### What is asked:
Scan the records for the word "พระคร". Copy each line that includes it.

### Records shown:
====

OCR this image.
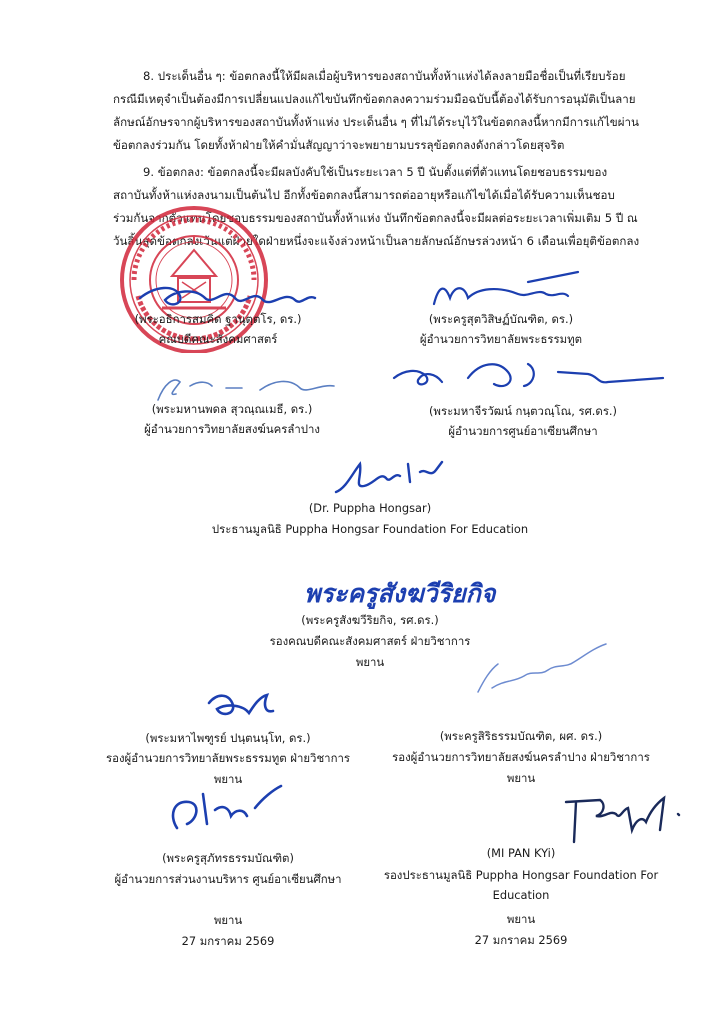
8. ประเด็นอื่น ๆ: ข้อตกลงนี้ให้มีผลเมื่อผู้บริหารของสถาบันทั้งห้าแห่งได้ลงลายมือชื่อเป็นที่เรียบร้อย
กรณีมีเหตุจำเป็นต้องมีการเปลี่ยนแปลงแก้ไขบันทึกข้อตกลงความร่วมมือฉบับนี้ต้องได้รับการอนุมัติเป็นลาย
ลักษณ์อักษรจากผู้บริหารของสถาบันทั้งห้าแห่ง ประเด็นอื่น ๆ ที่ไม่ได้ระบุไว้ในข้อตกลงนี้หากมีการแก้ไขผ่าน
ข้อตกลงร่วมกัน โดยทั้งห้าฝ่ายให้คำมั่นสัญญาว่าจะพยายามบรรลุข้อตกลงดังกล่าวโดยสุจริต
9. ข้อตกลง: ข้อตกลงนี้จะมีผลบังคับใช้เป็นระยะเวลา 5 ปี นับตั้งแต่ที่ตัวแทนโดยชอบธรรมของ
สถาบันทั้งห้าแห่งลงนามเป็นต้นไป อีกทั้งข้อตกลงนี้สามารถต่ออายุหรือแก้ไขได้เมื่อได้รับความเห็นชอบ
ร่วมกันจากตัวแทนโดยชอบธรรมของสถาบันทั้งห้าแห่ง บันทึกข้อตกลงนี้จะมีผลต่อระยะเวลาเพิ่มเติม 5 ปี ณ
วันสิ้นสุดข้อตกลงเว้นแต่ฝ่ายใดฝ่ายหนึ่งจะแจ้งล่วงหน้าเป็นลายลักษณ์อักษรล่วงหน้า 6 เดือนเพื่อยุติข้อตกลง
พระครูสังฆวีริยกิจ
(พระอธิการสมคิด ฐานุตฺตโร, ดร.)
คณบดีคณะสังคมศาสตร์
(พระครูสุตวิสิษฏ์บัณฑิต, ดร.)
ผู้อำนวยการวิทยาลัยพระธรรมทูต
(พระมหานพดล สุวณฺณเมธี, ดร.)
ผู้อำนวยการวิทยาลัยสงฆ์นครลำปาง
(พระมหาจีรวัฒน์ กนฺตวณฺโณ, รศ.ดร.)
ผู้อำนวยการศูนย์อาเซียนศึกษา
(Dr. Puppha Hongsar)
ประธานมูลนิธิ Puppha Hongsar Foundation For Education
(พระครูสังฆวีริยกิจ, รศ.ดร.)
รองคณบดีคณะสังคมศาสตร์ ฝ่ายวิชาการ
พยาน
(พระมหาไพฑูรย์ ปนฺตนนฺโท, ดร.)
รองผู้อำนวยการวิทยาลัยพระธรรมทูต ฝ่ายวิชาการ
พยาน
(พระครูสิริธรรมบัณฑิต, ผศ. ดร.)
รองผู้อำนวยการวิทยาลัยสงฆ์นครลำปาง ฝ่ายวิชาการ
พยาน
(พระครูสุภัทรธรรมบัณฑิต)
ผู้อำนวยการส่วนงานบริหาร ศูนย์อาเซียนศึกษา
พยาน
27 มกราคม 2569
(MI PAN KYi)
รองประธานมูลนิธิ Puppha Hongsar Foundation For
Education
พยาน
27 มกราคม 2569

====

### Output below:
พระครูสังฆวีริยกิจ
(พระครูสุตวิสิษฏ์บัณฑิต, ดร.)
(พระครูสังฆวีริยกิจ, รศ.ดร.)
(พระครูสิริธรรมบัณฑิต, ผศ. ดร.)
(พระครูสุภัทรธรรมบัณฑิต)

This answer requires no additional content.